Figure data in JSON:
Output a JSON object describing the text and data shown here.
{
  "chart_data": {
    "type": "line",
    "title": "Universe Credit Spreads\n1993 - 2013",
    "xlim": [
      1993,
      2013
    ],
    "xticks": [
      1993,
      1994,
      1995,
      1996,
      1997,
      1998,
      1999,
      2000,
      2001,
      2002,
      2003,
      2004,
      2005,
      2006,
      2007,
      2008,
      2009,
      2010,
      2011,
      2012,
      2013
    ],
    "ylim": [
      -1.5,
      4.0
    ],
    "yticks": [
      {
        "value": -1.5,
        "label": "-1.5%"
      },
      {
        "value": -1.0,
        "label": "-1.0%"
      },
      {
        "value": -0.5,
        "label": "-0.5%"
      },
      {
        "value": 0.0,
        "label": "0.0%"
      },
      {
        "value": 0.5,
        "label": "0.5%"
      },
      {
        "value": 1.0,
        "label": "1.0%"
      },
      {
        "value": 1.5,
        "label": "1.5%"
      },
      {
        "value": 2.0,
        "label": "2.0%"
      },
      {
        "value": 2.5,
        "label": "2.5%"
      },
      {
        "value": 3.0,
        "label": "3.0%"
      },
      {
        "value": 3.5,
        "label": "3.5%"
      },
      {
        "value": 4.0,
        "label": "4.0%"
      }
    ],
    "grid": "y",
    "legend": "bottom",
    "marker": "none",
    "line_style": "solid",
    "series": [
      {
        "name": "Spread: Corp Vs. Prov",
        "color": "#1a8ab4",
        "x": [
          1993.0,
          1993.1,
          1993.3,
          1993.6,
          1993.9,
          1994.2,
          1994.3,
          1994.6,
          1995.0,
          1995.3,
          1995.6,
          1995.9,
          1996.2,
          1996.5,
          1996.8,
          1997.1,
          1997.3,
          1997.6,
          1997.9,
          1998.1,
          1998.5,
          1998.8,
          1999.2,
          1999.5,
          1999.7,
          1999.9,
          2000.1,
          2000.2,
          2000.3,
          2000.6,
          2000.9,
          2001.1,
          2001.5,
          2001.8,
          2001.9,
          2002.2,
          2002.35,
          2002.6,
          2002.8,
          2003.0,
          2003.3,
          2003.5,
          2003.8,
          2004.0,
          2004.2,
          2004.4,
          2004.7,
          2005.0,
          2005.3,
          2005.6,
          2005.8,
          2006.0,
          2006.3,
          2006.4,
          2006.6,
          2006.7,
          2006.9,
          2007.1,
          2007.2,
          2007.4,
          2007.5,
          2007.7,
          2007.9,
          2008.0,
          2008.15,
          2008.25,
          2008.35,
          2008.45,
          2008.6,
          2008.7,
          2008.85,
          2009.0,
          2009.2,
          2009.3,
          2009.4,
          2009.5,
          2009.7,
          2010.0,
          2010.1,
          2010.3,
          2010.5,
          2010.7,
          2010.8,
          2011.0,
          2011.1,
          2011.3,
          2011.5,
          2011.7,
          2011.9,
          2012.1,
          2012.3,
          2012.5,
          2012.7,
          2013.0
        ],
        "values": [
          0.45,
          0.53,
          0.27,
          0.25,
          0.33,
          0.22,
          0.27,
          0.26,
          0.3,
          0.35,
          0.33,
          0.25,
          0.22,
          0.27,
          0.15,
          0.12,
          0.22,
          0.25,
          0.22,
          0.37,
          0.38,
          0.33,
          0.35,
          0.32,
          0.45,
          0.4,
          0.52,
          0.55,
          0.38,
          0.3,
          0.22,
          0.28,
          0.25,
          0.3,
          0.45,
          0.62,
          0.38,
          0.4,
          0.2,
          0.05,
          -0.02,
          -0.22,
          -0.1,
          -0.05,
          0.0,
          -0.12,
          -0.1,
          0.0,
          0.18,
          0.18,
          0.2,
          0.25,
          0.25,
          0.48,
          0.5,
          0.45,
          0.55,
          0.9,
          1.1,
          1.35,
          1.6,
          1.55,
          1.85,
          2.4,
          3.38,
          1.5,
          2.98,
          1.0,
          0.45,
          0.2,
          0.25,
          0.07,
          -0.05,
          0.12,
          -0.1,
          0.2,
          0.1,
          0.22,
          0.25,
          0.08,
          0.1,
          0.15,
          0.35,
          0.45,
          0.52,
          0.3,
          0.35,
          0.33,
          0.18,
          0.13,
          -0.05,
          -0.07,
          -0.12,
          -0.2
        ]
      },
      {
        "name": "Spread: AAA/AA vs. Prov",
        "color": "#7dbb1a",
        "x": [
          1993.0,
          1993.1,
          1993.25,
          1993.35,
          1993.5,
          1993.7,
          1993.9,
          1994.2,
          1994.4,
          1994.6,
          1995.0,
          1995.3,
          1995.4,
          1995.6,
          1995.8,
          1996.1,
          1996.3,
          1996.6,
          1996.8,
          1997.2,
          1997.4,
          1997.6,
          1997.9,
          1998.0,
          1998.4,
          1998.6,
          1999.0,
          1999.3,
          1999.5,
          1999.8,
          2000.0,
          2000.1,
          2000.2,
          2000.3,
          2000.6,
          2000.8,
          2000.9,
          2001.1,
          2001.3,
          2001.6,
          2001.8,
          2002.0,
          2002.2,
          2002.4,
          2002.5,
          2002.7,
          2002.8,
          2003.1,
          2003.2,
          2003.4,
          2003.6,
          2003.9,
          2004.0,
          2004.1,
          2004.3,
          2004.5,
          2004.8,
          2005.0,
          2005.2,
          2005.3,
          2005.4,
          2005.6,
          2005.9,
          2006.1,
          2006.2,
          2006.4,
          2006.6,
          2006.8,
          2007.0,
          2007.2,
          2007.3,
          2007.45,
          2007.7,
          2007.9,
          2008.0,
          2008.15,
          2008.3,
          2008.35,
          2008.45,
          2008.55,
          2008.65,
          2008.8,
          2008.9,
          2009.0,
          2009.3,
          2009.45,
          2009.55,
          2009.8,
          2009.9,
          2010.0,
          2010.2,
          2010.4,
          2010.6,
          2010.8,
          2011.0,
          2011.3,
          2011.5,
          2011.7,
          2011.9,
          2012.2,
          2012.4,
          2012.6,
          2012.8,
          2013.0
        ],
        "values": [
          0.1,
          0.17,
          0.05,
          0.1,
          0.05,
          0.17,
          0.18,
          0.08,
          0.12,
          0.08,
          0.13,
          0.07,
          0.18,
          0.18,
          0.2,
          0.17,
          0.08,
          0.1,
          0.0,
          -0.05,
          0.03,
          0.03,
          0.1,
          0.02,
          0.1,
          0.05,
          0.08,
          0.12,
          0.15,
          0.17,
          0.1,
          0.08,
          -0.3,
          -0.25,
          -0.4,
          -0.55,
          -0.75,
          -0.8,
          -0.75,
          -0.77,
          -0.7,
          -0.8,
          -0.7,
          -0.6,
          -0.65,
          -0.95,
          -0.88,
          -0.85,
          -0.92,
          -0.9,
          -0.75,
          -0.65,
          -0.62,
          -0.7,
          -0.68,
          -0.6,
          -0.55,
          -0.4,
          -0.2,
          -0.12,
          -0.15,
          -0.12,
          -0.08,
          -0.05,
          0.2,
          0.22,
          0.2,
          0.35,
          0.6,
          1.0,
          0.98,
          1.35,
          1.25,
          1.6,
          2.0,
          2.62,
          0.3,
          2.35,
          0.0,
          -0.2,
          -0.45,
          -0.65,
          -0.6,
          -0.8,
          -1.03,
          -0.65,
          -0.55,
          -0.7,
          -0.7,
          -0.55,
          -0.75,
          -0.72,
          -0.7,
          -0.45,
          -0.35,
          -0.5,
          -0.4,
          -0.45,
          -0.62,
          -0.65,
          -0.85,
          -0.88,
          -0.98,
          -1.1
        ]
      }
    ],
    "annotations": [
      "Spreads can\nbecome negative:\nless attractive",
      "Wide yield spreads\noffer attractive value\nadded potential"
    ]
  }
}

▸ **WORK REQUIRED**
Faithfully transcribe the whole of the data.

▸ **EXERCISE RESPONSE**
Output a JSON object describing the text and data shown here.
{
  "chart_data": {
    "type": "line",
    "title": "Universe Credit Spreads\n1993 - 2013",
    "xlim": [
      1993,
      2013
    ],
    "xticks": [
      1993,
      1994,
      1995,
      1996,
      1997,
      1998,
      1999,
      2000,
      2001,
      2002,
      2003,
      2004,
      2005,
      2006,
      2007,
      2008,
      2009,
      2010,
      2011,
      2012,
      2013
    ],
    "ylim": [
      -1.5,
      4.0
    ],
    "yticks": [
      {
        "value": -1.5,
        "label": "-1.5%"
      },
      {
        "value": -1.0,
        "label": "-1.0%"
      },
      {
        "value": -0.5,
        "label": "-0.5%"
      },
      {
        "value": 0.0,
        "label": "0.0%"
      },
      {
        "value": 0.5,
        "label": "0.5%"
      },
      {
        "value": 1.0,
        "label": "1.0%"
      },
      {
        "value": 1.5,
        "label": "1.5%"
      },
      {
        "value": 2.0,
        "label": "2.0%"
      },
      {
        "value": 2.5,
        "label": "2.5%"
      },
      {
        "value": 3.0,
        "label": "3.0%"
      },
      {
        "value": 3.5,
        "label": "3.5%"
      },
      {
        "value": 4.0,
        "label": "4.0%"
      }
    ],
    "grid": "y",
    "legend": "bottom",
    "marker": "none",
    "line_style": "solid",
    "series": [
      {
        "name": "Spread: Corp Vs. Prov",
        "color": "#1a8ab4",
        "x": [
          1993.0,
          1993.1,
          1993.3,
          1993.6,
          1993.9,
          1994.2,
          1994.3,
          1994.6,
          1995.0,
          1995.3,
          1995.6,
          1995.9,
          1996.2,
          1996.5,
          1996.8,
          1997.1,
          1997.3,
          1997.6,
          1997.9,
          1998.1,
          1998.5,
          1998.8,
          1999.2,
          1999.5,
          1999.7,
          1999.9,
          2000.1,
          2000.2,
          2000.3,
          2000.6,
          2000.9,
          2001.1,
          2001.5,
          2001.8,
          2001.9,
          2002.2,
          2002.35,
          2002.6,
          2002.8,
          2003.0,
          2003.3,
          2003.5,
          2003.8,
          2004.0,
          2004.2,
          2004.4,
          2004.7,
          2005.0,
          2005.3,
          2005.6,
          2005.8,
          2006.0,
          2006.3,
          2006.4,
          2006.6,
          2006.7,
          2006.9,
          2007.1,
          2007.2,
          2007.4,
          2007.5,
          2007.7,
          2007.9,
          2008.0,
          2008.15,
          2008.25,
          2008.35,
          2008.45,
          2008.6,
          2008.7,
          2008.85,
          2009.0,
          2009.2,
          2009.3,
          2009.4,
          2009.5,
          2009.7,
          2010.0,
          2010.1,
          2010.3,
          2010.5,
          2010.7,
          2010.8,
          2011.0,
          2011.1,
          2011.3,
          2011.5,
          2011.7,
          2011.9,
          2012.1,
          2012.3,
          2012.5,
          2012.7,
          2013.0
        ],
        "values": [
          0.45,
          0.53,
          0.27,
          0.25,
          0.33,
          0.22,
          0.27,
          0.26,
          0.3,
          0.35,
          0.33,
          0.25,
          0.22,
          0.27,
          0.15,
          0.12,
          0.22,
          0.25,
          0.22,
          0.37,
          0.38,
          0.33,
          0.35,
          0.32,
          0.45,
          0.4,
          0.52,
          0.55,
          0.38,
          0.3,
          0.22,
          0.28,
          0.25,
          0.3,
          0.45,
          0.62,
          0.38,
          0.4,
          0.2,
          0.05,
          -0.02,
          -0.22,
          -0.1,
          -0.05,
          0.0,
          -0.12,
          -0.1,
          0.0,
          0.18,
          0.18,
          0.2,
          0.25,
          0.25,
          0.48,
          0.5,
          0.45,
          0.55,
          0.9,
          1.1,
          1.35,
          1.6,
          1.55,
          1.85,
          2.4,
          3.38,
          1.5,
          2.98,
          1.0,
          0.45,
          0.2,
          0.25,
          0.07,
          -0.05,
          0.12,
          -0.1,
          0.2,
          0.1,
          0.22,
          0.25,
          0.08,
          0.1,
          0.15,
          0.35,
          0.45,
          0.52,
          0.3,
          0.35,
          0.33,
          0.18,
          0.13,
          -0.05,
          -0.07,
          -0.12,
          -0.2
        ]
      },
      {
        "name": "Spread: AAA/AA vs. Prov",
        "color": "#7dbb1a",
        "x": [
          1993.0,
          1993.1,
          1993.25,
          1993.35,
          1993.5,
          1993.7,
          1993.9,
          1994.2,
          1994.4,
          1994.6,
          1995.0,
          1995.3,
          1995.4,
          1995.6,
          1995.8,
          1996.1,
          1996.3,
          1996.6,
          1996.8,
          1997.2,
          1997.4,
          1997.6,
          1997.9,
          1998.0,
          1998.4,
          1998.6,
          1999.0,
          1999.3,
          1999.5,
          1999.8,
          2000.0,
          2000.1,
          2000.2,
          2000.3,
          2000.6,
          2000.8,
          2000.9,
          2001.1,
          2001.3,
          2001.6,
          2001.8,
          2002.0,
          2002.2,
          2002.4,
          2002.5,
          2002.7,
          2002.8,
          2003.1,
          2003.2,
          2003.4,
          2003.6,
          2003.9,
          2004.0,
          2004.1,
          2004.3,
          2004.5,
          2004.8,
          2005.0,
          2005.2,
          2005.3,
          2005.4,
          2005.6,
          2005.9,
          2006.1,
          2006.2,
          2006.4,
          2006.6,
          2006.8,
          2007.0,
          2007.2,
          2007.3,
          2007.45,
          2007.7,
          2007.9,
          2008.0,
          2008.15,
          2008.3,
          2008.35,
          2008.45,
          2008.55,
          2008.65,
          2008.8,
          2008.9,
          2009.0,
          2009.3,
          2009.45,
          2009.55,
          2009.8,
          2009.9,
          2010.0,
          2010.2,
          2010.4,
          2010.6,
          2010.8,
          2011.0,
          2011.3,
          2011.5,
          2011.7,
          2011.9,
          2012.2,
          2012.4,
          2012.6,
          2012.8,
          2013.0
        ],
        "values": [
          0.1,
          0.17,
          0.05,
          0.1,
          0.05,
          0.17,
          0.18,
          0.08,
          0.12,
          0.08,
          0.13,
          0.07,
          0.18,
          0.18,
          0.2,
          0.17,
          0.08,
          0.1,
          0.0,
          -0.05,
          0.03,
          0.03,
          0.1,
          0.02,
          0.1,
          0.05,
          0.08,
          0.12,
          0.15,
          0.17,
          0.1,
          0.08,
          -0.3,
          -0.25,
          -0.4,
          -0.55,
          -0.75,
          -0.8,
          -0.75,
          -0.77,
          -0.7,
          -0.8,
          -0.7,
          -0.6,
          -0.65,
          -0.95,
          -0.88,
          -0.85,
          -0.92,
          -0.9,
          -0.75,
          -0.65,
          -0.62,
          -0.7,
          -0.68,
          -0.6,
          -0.55,
          -0.4,
          -0.2,
          -0.12,
          -0.15,
          -0.12,
          -0.08,
          -0.05,
          0.2,
          0.22,
          0.2,
          0.35,
          0.6,
          1.0,
          0.98,
          1.35,
          1.25,
          1.6,
          2.0,
          2.62,
          0.3,
          2.35,
          0.0,
          -0.2,
          -0.45,
          -0.65,
          -0.6,
          -0.8,
          -1.03,
          -0.65,
          -0.55,
          -0.7,
          -0.7,
          -0.55,
          -0.75,
          -0.72,
          -0.7,
          -0.45,
          -0.35,
          -0.5,
          -0.4,
          -0.45,
          -0.62,
          -0.65,
          -0.85,
          -0.88,
          -0.98,
          -1.1
        ]
      }
    ],
    "annotations": [
      "Spreads can\nbecome negative:\nless attractive",
      "Wide yield spreads\noffer attractive value\nadded potential"
    ]
  }
}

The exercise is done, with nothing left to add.